**WORK TO BE COMPLETED:** Where a line of the listing below includes the word "screenshot", reproduce that line.
────────────────────
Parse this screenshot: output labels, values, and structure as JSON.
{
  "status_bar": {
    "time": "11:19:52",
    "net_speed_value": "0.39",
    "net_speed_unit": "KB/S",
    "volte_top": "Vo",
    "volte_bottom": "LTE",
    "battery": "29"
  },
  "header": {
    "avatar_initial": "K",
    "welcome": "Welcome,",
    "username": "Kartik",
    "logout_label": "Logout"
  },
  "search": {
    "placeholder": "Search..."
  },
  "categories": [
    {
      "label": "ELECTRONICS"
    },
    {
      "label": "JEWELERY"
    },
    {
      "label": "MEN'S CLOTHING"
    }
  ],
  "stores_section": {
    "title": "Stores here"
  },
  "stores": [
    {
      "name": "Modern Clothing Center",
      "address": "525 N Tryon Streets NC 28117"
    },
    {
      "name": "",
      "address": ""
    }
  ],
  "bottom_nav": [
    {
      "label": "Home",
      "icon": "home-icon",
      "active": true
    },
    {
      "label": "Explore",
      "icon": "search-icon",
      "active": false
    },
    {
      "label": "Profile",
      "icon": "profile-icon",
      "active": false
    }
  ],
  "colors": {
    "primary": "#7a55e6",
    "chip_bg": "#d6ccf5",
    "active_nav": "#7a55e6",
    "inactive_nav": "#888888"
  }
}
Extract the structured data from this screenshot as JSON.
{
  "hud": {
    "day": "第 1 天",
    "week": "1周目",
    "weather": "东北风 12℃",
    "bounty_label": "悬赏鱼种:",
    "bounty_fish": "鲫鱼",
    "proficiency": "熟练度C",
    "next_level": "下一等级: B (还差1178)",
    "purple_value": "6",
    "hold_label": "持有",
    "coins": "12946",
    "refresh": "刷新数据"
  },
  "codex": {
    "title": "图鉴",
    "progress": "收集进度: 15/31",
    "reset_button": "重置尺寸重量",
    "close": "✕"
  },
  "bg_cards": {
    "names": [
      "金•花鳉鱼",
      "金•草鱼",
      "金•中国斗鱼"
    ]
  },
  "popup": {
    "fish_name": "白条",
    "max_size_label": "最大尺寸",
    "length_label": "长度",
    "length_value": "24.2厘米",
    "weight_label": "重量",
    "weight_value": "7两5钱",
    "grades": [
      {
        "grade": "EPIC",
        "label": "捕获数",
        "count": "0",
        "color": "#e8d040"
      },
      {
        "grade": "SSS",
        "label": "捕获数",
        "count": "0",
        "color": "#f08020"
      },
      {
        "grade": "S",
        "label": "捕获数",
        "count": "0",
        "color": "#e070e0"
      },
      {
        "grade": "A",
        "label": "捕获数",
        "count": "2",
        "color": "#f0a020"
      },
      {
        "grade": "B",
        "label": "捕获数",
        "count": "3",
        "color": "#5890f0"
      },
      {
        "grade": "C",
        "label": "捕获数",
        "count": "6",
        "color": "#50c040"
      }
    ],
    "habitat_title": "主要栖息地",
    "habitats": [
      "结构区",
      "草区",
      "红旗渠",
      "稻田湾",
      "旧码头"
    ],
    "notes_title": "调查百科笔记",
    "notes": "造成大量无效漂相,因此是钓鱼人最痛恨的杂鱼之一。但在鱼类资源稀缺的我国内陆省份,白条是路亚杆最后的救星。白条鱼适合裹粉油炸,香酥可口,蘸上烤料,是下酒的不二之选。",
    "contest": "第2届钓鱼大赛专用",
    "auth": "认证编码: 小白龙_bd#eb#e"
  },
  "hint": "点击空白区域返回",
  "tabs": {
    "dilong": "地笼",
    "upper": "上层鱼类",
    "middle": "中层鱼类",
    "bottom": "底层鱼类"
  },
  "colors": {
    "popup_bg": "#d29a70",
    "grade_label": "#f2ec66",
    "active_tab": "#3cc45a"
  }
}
────────────────────
**PROBLEM SOLUTION:**
Parse this screenshot: output labels, values, and structure as JSON.
Extract the structured data from this screenshot as JSON.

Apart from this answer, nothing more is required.